→ **YOUR GOAL**
Copy every one of the rows below without changing anything.

→ **DATA SHOWN**

---

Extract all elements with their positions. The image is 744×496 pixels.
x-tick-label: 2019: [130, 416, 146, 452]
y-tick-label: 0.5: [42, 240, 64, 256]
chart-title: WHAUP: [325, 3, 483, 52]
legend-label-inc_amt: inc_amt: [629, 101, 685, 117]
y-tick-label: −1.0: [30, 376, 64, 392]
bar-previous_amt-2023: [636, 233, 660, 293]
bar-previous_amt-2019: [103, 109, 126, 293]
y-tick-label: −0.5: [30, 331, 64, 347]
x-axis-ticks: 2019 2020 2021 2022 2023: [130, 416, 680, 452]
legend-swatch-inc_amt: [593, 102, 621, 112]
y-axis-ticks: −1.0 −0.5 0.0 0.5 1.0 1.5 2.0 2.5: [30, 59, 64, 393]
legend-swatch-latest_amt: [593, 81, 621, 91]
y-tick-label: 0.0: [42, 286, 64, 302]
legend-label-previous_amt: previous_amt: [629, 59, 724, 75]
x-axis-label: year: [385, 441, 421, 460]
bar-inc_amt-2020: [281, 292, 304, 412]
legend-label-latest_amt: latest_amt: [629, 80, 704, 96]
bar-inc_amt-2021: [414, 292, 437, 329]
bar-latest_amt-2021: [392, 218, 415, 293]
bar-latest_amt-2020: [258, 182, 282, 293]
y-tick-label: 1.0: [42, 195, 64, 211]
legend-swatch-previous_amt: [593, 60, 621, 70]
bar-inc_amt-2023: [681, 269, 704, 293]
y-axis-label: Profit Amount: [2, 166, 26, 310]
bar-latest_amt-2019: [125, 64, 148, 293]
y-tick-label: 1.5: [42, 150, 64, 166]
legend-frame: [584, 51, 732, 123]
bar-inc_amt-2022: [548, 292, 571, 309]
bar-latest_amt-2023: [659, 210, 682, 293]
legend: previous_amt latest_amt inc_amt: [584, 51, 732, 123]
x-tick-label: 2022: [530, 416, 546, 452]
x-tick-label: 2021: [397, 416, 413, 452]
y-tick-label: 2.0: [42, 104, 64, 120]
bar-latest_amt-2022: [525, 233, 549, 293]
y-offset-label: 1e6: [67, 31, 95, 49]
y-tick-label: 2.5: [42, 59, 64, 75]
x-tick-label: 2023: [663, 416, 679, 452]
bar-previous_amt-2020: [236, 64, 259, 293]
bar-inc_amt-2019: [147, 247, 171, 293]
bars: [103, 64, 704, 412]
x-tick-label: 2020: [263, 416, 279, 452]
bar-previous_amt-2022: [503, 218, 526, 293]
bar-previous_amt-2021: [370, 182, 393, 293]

---

→ **RESULT**
Extract all elements with their positions. The image is 744×496 pixels.
x-tick-label: 2019: [130, 416, 146, 452]
y-tick-label: 0.5: [42, 240, 64, 256]
chart-title: WHAUP: [325, 3, 483, 52]
legend-label-inc_amt: inc_amt: [629, 101, 685, 117]
y-tick-label: −1.0: [30, 376, 64, 392]
bar-previous_amt-2023: [636, 233, 660, 293]
bar-previous_amt-2019: [103, 109, 126, 293]
y-tick-label: −0.5: [30, 331, 64, 347]
x-axis-ticks: 2019 2020 2021 2022 2023: [130, 416, 680, 452]
legend-swatch-inc_amt: [593, 102, 621, 112]
y-axis-ticks: −1.0 −0.5 0.0 0.5 1.0 1.5 2.0 2.5: [30, 59, 64, 393]
legend-swatch-latest_amt: [593, 81, 621, 91]
y-tick-label: 0.0: [42, 286, 64, 302]
legend-label-previous_amt: previous_amt: [629, 59, 724, 75]
x-axis-label: year: [385, 441, 421, 460]
bar-inc_amt-2020: [281, 292, 304, 412]
legend-label-latest_amt: latest_amt: [629, 80, 704, 96]
bar-inc_amt-2021: [414, 292, 437, 329]
bar-latest_amt-2021: [392, 218, 415, 293]
bar-latest_amt-2020: [258, 182, 282, 293]
y-tick-label: 1.0: [42, 195, 64, 211]
legend-swatch-previous_amt: [593, 60, 621, 70]
bar-inc_amt-2023: [681, 269, 704, 293]
y-axis-label: Profit Amount: [2, 166, 26, 310]
bar-latest_amt-2019: [125, 64, 148, 293]
y-tick-label: 1.5: [42, 150, 64, 166]
legend-frame: [584, 51, 732, 123]
bar-inc_amt-2022: [548, 292, 571, 309]
bar-latest_amt-2023: [659, 210, 682, 293]
legend: previous_amt latest_amt inc_amt: [584, 51, 732, 123]
x-tick-label: 2022: [530, 416, 546, 452]
x-tick-label: 2021: [397, 416, 413, 452]
y-tick-label: 2.0: [42, 104, 64, 120]
bar-latest_amt-2022: [525, 233, 549, 293]
y-offset-label: 1e6: [67, 31, 95, 49]
y-tick-label: 2.5: [42, 59, 64, 75]
x-tick-label: 2023: [663, 416, 679, 452]
bar-previous_amt-2020: [236, 64, 259, 293]
bar-inc_amt-2019: [147, 247, 171, 293]
bars: [103, 64, 704, 412]
x-tick-label: 2020: [263, 416, 279, 452]
bar-previous_amt-2022: [503, 218, 526, 293]
bar-previous_amt-2021: [370, 182, 393, 293]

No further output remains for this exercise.